— BEGIN —

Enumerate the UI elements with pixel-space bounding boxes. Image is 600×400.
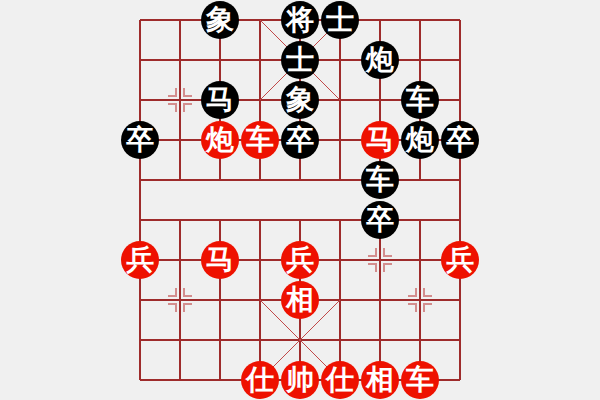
red-elephant[interactable]: 相 <box>281 281 319 319</box>
red-soldier[interactable]: 兵 <box>441 241 479 279</box>
red-elephant[interactable]: 相 <box>361 361 399 399</box>
pieces-layer: 象将士士炮马象车卒炮车卒马炮卒车卒兵马兵兵相仕帅仕相车 <box>0 0 600 400</box>
black-elephant[interactable]: 象 <box>201 1 239 39</box>
black-general[interactable]: 将 <box>281 1 319 39</box>
red-advisor[interactable]: 仕 <box>241 361 279 399</box>
red-advisor[interactable]: 仕 <box>321 361 359 399</box>
xiangqi-diagram: 象将士士炮马象车卒炮车卒马炮卒车卒兵马兵兵相仕帅仕相车 <box>0 0 600 400</box>
red-chariot[interactable]: 车 <box>401 361 439 399</box>
red-soldier[interactable]: 兵 <box>121 241 159 279</box>
black-advisor[interactable]: 士 <box>281 41 319 79</box>
red-chariot[interactable]: 车 <box>241 121 279 159</box>
red-horse[interactable]: 马 <box>201 241 239 279</box>
black-horse[interactable]: 马 <box>201 81 239 119</box>
black-soldier[interactable]: 卒 <box>281 121 319 159</box>
black-advisor[interactable]: 士 <box>321 1 359 39</box>
red-cannon[interactable]: 炮 <box>201 121 239 159</box>
red-soldier[interactable]: 兵 <box>281 241 319 279</box>
black-cannon[interactable]: 炮 <box>401 121 439 159</box>
black-chariot[interactable]: 车 <box>361 161 399 199</box>
black-cannon[interactable]: 炮 <box>361 41 399 79</box>
black-elephant[interactable]: 象 <box>281 81 319 119</box>
black-soldier[interactable]: 卒 <box>121 121 159 159</box>
black-soldier[interactable]: 卒 <box>441 121 479 159</box>
black-soldier[interactable]: 卒 <box>361 201 399 239</box>
black-chariot[interactable]: 车 <box>401 81 439 119</box>
red-horse[interactable]: 马 <box>361 121 399 159</box>
red-general[interactable]: 帅 <box>281 361 319 399</box>
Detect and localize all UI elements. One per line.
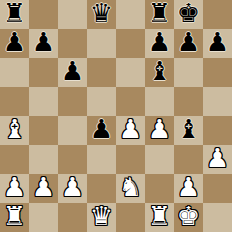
square-d4[interactable]: ♟ — [87, 116, 116, 145]
square-b7[interactable]: ♟ — [29, 29, 58, 58]
square-c3[interactable] — [58, 145, 87, 174]
square-d6[interactable] — [87, 58, 116, 87]
square-e1[interactable] — [116, 203, 145, 232]
square-g2[interactable]: ♟ — [174, 174, 203, 203]
square-c6[interactable]: ♟ — [58, 58, 87, 87]
square-h6[interactable] — [203, 58, 232, 87]
square-b1[interactable] — [29, 203, 58, 232]
square-c8[interactable] — [58, 0, 87, 29]
square-e7[interactable] — [116, 29, 145, 58]
square-e4[interactable]: ♟ — [116, 116, 145, 145]
square-a4[interactable]: ♝ — [0, 116, 29, 145]
black-rook-a8[interactable]: ♜ — [3, 0, 26, 28]
square-d8[interactable]: ♛ — [87, 0, 116, 29]
black-bishop-f6[interactable]: ♝ — [148, 57, 171, 86]
white-pawn-g2[interactable]: ♟ — [177, 173, 200, 202]
square-c5[interactable] — [58, 87, 87, 116]
white-rook-f1[interactable]: ♜ — [148, 202, 171, 231]
square-g1[interactable]: ♚ — [174, 203, 203, 232]
square-f3[interactable] — [145, 145, 174, 174]
square-f4[interactable]: ♟ — [145, 116, 174, 145]
square-c2[interactable]: ♟ — [58, 174, 87, 203]
square-h7[interactable]: ♟ — [203, 29, 232, 58]
black-queen-d8[interactable]: ♛ — [90, 0, 113, 28]
square-h4[interactable] — [203, 116, 232, 145]
chess-board: ♜♛♜♚♟♟♟♟♟♟♝♝♟♟♟♝♟♟♟♟♞♟♜♛♜♚ — [0, 0, 232, 232]
white-pawn-f4[interactable]: ♟ — [148, 115, 171, 144]
black-rook-f8[interactable]: ♜ — [148, 0, 171, 28]
black-pawn-h7[interactable]: ♟ — [206, 28, 229, 57]
square-f5[interactable] — [145, 87, 174, 116]
white-rook-a1[interactable]: ♜ — [3, 202, 26, 231]
black-pawn-f7[interactable]: ♟ — [148, 28, 171, 57]
white-knight-e2[interactable]: ♞ — [119, 173, 142, 202]
square-h1[interactable] — [203, 203, 232, 232]
square-b3[interactable] — [29, 145, 58, 174]
square-g8[interactable]: ♚ — [174, 0, 203, 29]
square-h8[interactable] — [203, 0, 232, 29]
square-a3[interactable] — [0, 145, 29, 174]
white-king-g1[interactable]: ♚ — [177, 202, 200, 231]
square-b2[interactable]: ♟ — [29, 174, 58, 203]
square-b8[interactable] — [29, 0, 58, 29]
square-d7[interactable] — [87, 29, 116, 58]
square-a2[interactable]: ♟ — [0, 174, 29, 203]
square-b6[interactable] — [29, 58, 58, 87]
square-a8[interactable]: ♜ — [0, 0, 29, 29]
white-pawn-h3[interactable]: ♟ — [206, 144, 229, 173]
square-d2[interactable] — [87, 174, 116, 203]
square-g4[interactable]: ♝ — [174, 116, 203, 145]
square-d5[interactable] — [87, 87, 116, 116]
square-h2[interactable] — [203, 174, 232, 203]
black-pawn-g7[interactable]: ♟ — [177, 28, 200, 57]
square-g7[interactable]: ♟ — [174, 29, 203, 58]
black-pawn-c6[interactable]: ♟ — [61, 57, 84, 86]
white-pawn-a2[interactable]: ♟ — [3, 173, 26, 202]
square-b4[interactable] — [29, 116, 58, 145]
square-c7[interactable] — [58, 29, 87, 58]
white-bishop-a4[interactable]: ♝ — [3, 115, 26, 144]
square-g6[interactable] — [174, 58, 203, 87]
square-e5[interactable] — [116, 87, 145, 116]
square-h3[interactable]: ♟ — [203, 145, 232, 174]
square-f2[interactable] — [145, 174, 174, 203]
square-g5[interactable] — [174, 87, 203, 116]
square-f8[interactable]: ♜ — [145, 0, 174, 29]
square-e2[interactable]: ♞ — [116, 174, 145, 203]
black-king-g8[interactable]: ♚ — [177, 0, 200, 28]
square-e3[interactable] — [116, 145, 145, 174]
square-g3[interactable] — [174, 145, 203, 174]
black-pawn-a7[interactable]: ♟ — [3, 28, 26, 57]
square-h5[interactable] — [203, 87, 232, 116]
white-pawn-c2[interactable]: ♟ — [61, 173, 84, 202]
square-d3[interactable] — [87, 145, 116, 174]
square-b5[interactable] — [29, 87, 58, 116]
square-e8[interactable] — [116, 0, 145, 29]
square-a5[interactable] — [0, 87, 29, 116]
square-e6[interactable] — [116, 58, 145, 87]
black-pawn-d4[interactable]: ♟ — [90, 115, 113, 144]
square-d1[interactable]: ♛ — [87, 203, 116, 232]
square-a6[interactable] — [0, 58, 29, 87]
square-c4[interactable] — [58, 116, 87, 145]
square-c1[interactable] — [58, 203, 87, 232]
white-queen-d1[interactable]: ♛ — [90, 202, 113, 231]
white-pawn-e4[interactable]: ♟ — [119, 115, 142, 144]
black-bishop-g4[interactable]: ♝ — [177, 115, 200, 144]
square-f1[interactable]: ♜ — [145, 203, 174, 232]
square-a1[interactable]: ♜ — [0, 203, 29, 232]
square-f6[interactable]: ♝ — [145, 58, 174, 87]
white-pawn-b2[interactable]: ♟ — [32, 173, 55, 202]
square-f7[interactable]: ♟ — [145, 29, 174, 58]
black-pawn-b7[interactable]: ♟ — [32, 28, 55, 57]
square-a7[interactable]: ♟ — [0, 29, 29, 58]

— END —

Edit the stretch of the listing from the line containing "square-d4[interactable]: ♟ —" through the line containing "square-a4[interactable]: ♝ —", replacing "interactable" with "clickable" and keeping everything else the same. Return only those lines.

RESPONSE TO THIS TASK ->
square-d4[clickable]: ♟ — [87, 116, 116, 145]
square-b7[clickable]: ♟ — [29, 29, 58, 58]
square-c3[clickable] — [58, 145, 87, 174]
square-d6[clickable] — [87, 58, 116, 87]
square-e1[clickable] — [116, 203, 145, 232]
square-g2[clickable]: ♟ — [174, 174, 203, 203]
square-c6[clickable]: ♟ — [58, 58, 87, 87]
square-h6[clickable] — [203, 58, 232, 87]
square-b1[clickable] — [29, 203, 58, 232]
square-c8[clickable] — [58, 0, 87, 29]
square-e7[clickable] — [116, 29, 145, 58]
square-e4[clickable]: ♟ — [116, 116, 145, 145]
square-a4[clickable]: ♝ — [0, 116, 29, 145]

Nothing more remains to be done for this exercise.